— What to work on —
Write out all of the data exactly as it appears.

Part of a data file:

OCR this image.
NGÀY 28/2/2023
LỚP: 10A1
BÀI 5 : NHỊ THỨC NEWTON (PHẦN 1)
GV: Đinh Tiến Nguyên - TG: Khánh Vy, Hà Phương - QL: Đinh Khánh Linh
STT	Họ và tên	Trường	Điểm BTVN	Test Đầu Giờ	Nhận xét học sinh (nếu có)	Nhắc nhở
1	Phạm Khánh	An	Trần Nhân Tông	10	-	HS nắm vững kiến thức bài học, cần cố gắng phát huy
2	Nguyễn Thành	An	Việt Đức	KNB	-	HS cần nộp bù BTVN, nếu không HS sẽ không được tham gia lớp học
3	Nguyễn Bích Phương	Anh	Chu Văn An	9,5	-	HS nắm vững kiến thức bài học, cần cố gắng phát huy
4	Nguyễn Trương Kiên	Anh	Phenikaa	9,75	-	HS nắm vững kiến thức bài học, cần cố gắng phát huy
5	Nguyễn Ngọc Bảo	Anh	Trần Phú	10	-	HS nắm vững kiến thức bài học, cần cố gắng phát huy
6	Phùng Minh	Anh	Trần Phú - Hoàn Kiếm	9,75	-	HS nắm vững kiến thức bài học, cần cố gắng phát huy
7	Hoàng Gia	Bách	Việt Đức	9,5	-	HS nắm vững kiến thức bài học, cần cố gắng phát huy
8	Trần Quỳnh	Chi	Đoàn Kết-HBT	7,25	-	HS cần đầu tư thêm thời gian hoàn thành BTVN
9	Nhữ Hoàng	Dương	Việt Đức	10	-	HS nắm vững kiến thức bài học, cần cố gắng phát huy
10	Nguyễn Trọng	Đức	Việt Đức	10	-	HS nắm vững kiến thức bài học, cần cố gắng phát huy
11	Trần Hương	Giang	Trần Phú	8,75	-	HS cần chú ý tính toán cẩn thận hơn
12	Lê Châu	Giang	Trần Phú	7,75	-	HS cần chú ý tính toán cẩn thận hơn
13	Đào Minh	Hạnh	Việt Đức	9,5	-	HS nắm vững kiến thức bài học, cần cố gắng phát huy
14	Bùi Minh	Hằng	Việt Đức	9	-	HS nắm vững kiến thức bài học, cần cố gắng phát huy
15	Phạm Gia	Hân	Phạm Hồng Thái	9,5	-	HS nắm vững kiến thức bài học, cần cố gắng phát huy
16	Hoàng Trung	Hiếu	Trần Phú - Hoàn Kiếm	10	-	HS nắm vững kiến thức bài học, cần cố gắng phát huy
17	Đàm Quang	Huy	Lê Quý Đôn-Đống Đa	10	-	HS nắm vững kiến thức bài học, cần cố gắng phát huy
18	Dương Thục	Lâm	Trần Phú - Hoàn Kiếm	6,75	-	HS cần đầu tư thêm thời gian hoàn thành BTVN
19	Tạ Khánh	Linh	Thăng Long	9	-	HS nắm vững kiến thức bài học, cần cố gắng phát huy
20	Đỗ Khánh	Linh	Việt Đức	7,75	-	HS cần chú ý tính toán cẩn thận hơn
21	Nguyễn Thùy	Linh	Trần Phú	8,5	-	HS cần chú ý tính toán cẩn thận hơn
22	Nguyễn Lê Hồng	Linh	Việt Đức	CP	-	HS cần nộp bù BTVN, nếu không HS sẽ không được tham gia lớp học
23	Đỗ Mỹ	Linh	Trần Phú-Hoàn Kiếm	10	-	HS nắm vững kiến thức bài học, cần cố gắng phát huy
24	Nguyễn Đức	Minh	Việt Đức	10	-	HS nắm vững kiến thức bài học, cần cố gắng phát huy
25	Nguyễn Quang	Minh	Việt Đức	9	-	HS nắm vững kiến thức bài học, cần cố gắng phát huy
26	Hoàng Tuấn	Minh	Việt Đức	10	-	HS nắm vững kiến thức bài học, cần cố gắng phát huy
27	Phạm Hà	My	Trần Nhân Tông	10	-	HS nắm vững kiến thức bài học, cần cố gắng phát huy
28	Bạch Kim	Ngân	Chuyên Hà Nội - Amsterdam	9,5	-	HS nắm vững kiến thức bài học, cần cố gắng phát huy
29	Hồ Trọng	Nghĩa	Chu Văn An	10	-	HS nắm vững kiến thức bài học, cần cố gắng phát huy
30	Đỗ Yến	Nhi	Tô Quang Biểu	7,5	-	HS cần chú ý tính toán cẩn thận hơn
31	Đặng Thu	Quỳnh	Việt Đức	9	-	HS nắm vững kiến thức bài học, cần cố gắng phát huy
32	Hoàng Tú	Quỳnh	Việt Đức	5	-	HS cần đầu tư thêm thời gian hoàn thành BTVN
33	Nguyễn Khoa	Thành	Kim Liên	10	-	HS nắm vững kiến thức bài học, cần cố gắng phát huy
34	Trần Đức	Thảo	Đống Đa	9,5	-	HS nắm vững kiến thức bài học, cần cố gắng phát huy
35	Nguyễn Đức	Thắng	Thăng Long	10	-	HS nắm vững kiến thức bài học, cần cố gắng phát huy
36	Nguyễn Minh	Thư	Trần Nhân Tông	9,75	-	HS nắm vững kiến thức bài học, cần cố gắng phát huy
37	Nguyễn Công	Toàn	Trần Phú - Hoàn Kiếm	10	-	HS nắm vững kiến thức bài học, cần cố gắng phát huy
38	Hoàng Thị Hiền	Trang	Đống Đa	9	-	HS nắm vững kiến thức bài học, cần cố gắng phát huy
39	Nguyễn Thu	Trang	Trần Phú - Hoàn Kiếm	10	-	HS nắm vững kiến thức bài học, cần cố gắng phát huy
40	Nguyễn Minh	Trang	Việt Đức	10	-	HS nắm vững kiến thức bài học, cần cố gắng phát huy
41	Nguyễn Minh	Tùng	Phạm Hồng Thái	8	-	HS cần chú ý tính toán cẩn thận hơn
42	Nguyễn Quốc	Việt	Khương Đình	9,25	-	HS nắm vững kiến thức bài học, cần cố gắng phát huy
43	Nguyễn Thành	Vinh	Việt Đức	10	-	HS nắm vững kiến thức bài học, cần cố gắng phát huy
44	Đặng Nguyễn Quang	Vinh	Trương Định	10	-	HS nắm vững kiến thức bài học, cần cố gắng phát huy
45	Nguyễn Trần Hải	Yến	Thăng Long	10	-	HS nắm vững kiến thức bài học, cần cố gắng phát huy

— Complete output —
OCR this image.
NGÀY 28/2/2023
LỚP: 10A1
BÀI 5 : NHỊ THỨC NEWTON (PHẦN 1)
GV: Đinh Tiến Nguyên - TG: Khánh Vy, Hà Phương - QL: Đinh Khánh Linh
STT	Họ và tên	Trường	Điểm BTVN	Test Đầu Giờ	Nhận xét học sinh (nếu có)	Nhắc nhở
1	Phạm Khánh	An	Trần Nhân Tông	10	-	HS nắm vững kiến thức bài học, cần cố gắng phát huy
2	Nguyễn Thành	An	Việt Đức	KNB	-	HS cần nộp bù BTVN, nếu không HS sẽ không được tham gia lớp học
3	Nguyễn Bích Phương	Anh	Chu Văn An	9,5	-	HS nắm vững kiến thức bài học, cần cố gắng phát huy
4	Nguyễn Trương Kiên	Anh	Phenikaa	9,75	-	HS nắm vững kiến thức bài học, cần cố gắng phát huy
5	Nguyễn Ngọc Bảo	Anh	Trần Phú	10	-	HS nắm vững kiến thức bài học, cần cố gắng phát huy
6	Phùng Minh	Anh	Trần Phú - Hoàn Kiếm	9,75	-	HS nắm vững kiến thức bài học, cần cố gắng phát huy
7	Hoàng Gia	Bách	Việt Đức	9,5	-	HS nắm vững kiến thức bài học, cần cố gắng phát huy
8	Trần Quỳnh	Chi	Đoàn Kết-HBT	7,25	-	HS cần đầu tư thêm thời gian hoàn thành BTVN
9	Nhữ Hoàng	Dương	Việt Đức	10	-	HS nắm vững kiến thức bài học, cần cố gắng phát huy
10	Nguyễn Trọng	Đức	Việt Đức	10	-	HS nắm vững kiến thức bài học, cần cố gắng phát huy
11	Trần Hương	Giang	Trần Phú	8,75	-	HS cần chú ý tính toán cẩn thận hơn
12	Lê Châu	Giang	Trần Phú	7,75	-	HS cần chú ý tính toán cẩn thận hơn
13	Đào Minh	Hạnh	Việt Đức	9,5	-	HS nắm vững kiến thức bài học, cần cố gắng phát huy
14	Bùi Minh	Hằng	Việt Đức	9	-	HS nắm vững kiến thức bài học, cần cố gắng phát huy
15	Phạm Gia	Hân	Phạm Hồng Thái	9,5	-	HS nắm vững kiến thức bài học, cần cố gắng phát huy
16	Hoàng Trung	Hiếu	Trần Phú - Hoàn Kiếm	10	-	HS nắm vững kiến thức bài học, cần cố gắng phát huy
17	Đàm Quang	Huy	Lê Quý Đôn-Đống Đa	10	-	HS nắm vững kiến thức bài học, cần cố gắng phát huy
18	Dương Thục	Lâm	Trần Phú - Hoàn Kiếm	6,75	-	HS cần đầu tư thêm thời gian hoàn thành BTVN
19	Tạ Khánh	Linh	Thăng Long	9	-	HS nắm vững kiến thức bài học, cần cố gắng phát huy
20	Đỗ Khánh	Linh	Việt Đức	7,75	-	HS cần chú ý tính toán cẩn thận hơn
21	Nguyễn Thùy	Linh	Trần Phú	8,5	-	HS cần chú ý tính toán cẩn thận hơn
22	Nguyễn Lê Hồng	Linh	Việt Đức	CP	-	HS cần nộp bù BTVN, nếu không HS sẽ không được tham gia lớp học
23	Đỗ Mỹ	Linh	Trần Phú-Hoàn Kiếm	10	-	HS nắm vững kiến thức bài học, cần cố gắng phát huy
24	Nguyễn Đức	Minh	Việt Đức	10	-	HS nắm vững kiến thức bài học, cần cố gắng phát huy
25	Nguyễn Quang	Minh	Việt Đức	9	-	HS nắm vững kiến thức bài học, cần cố gắng phát huy
26	Hoàng Tuấn	Minh	Việt Đức	10	-	HS nắm vững kiến thức bài học, cần cố gắng phát huy
27	Phạm Hà	My	Trần Nhân Tông	10	-	HS nắm vững kiến thức bài học, cần cố gắng phát huy
28	Bạch Kim	Ngân	Chuyên Hà Nội - Amsterdam	9,5	-	HS nắm vững kiến thức bài học, cần cố gắng phát huy
29	Hồ Trọng	Nghĩa	Chu Văn An	10	-	HS nắm vững kiến thức bài học, cần cố gắng phát huy
30	Đỗ Yến	Nhi	Tô Quang Biểu	7,5	-	HS cần chú ý tính toán cẩn thận hơn
31	Đặng Thu	Quỳnh	Việt Đức	9	-	HS nắm vững kiến thức bài học, cần cố gắng phát huy
32	Hoàng Tú	Quỳnh	Việt Đức	5	-	HS cần đầu tư thêm thời gian hoàn thành BTVN
33	Nguyễn Khoa	Thành	Kim Liên	10	-	HS nắm vững kiến thức bài học, cần cố gắng phát huy
34	Trần Đức	Thảo	Đống Đa	9,5	-	HS nắm vững kiến thức bài học, cần cố gắng phát huy
35	Nguyễn Đức	Thắng	Thăng Long	10	-	HS nắm vững kiến thức bài học, cần cố gắng phát huy
36	Nguyễn Minh	Thư	Trần Nhân Tông	9,75	-	HS nắm vững kiến thức bài học, cần cố gắng phát huy
37	Nguyễn Công	Toàn	Trần Phú - Hoàn Kiếm	10	-	HS nắm vững kiến thức bài học, cần cố gắng phát huy
38	Hoàng Thị Hiền	Trang	Đống Đa	9	-	HS nắm vững kiến thức bài học, cần cố gắng phát huy
39	Nguyễn Thu	Trang	Trần Phú - Hoàn Kiếm	10	-	HS nắm vững kiến thức bài học, cần cố gắng phát huy
40	Nguyễn Minh	Trang	Việt Đức	10	-	HS nắm vững kiến thức bài học, cần cố gắng phát huy
41	Nguyễn Minh	Tùng	Phạm Hồng Thái	8	-	HS cần chú ý tính toán cẩn thận hơn
42	Nguyễn Quốc	Việt	Khương Đình	9,25	-	HS nắm vững kiến thức bài học, cần cố gắng phát huy
43	Nguyễn Thành	Vinh	Việt Đức	10	-	HS nắm vững kiến thức bài học, cần cố gắng phát huy
44	Đặng Nguyễn Quang	Vinh	Trương Định	10	-	HS nắm vững kiến thức bài học, cần cố gắng phát huy
45	Nguyễn Trần Hải	Yến	Thăng Long	10	-	HS nắm vững kiến thức bài học, cần cố gắng phát huy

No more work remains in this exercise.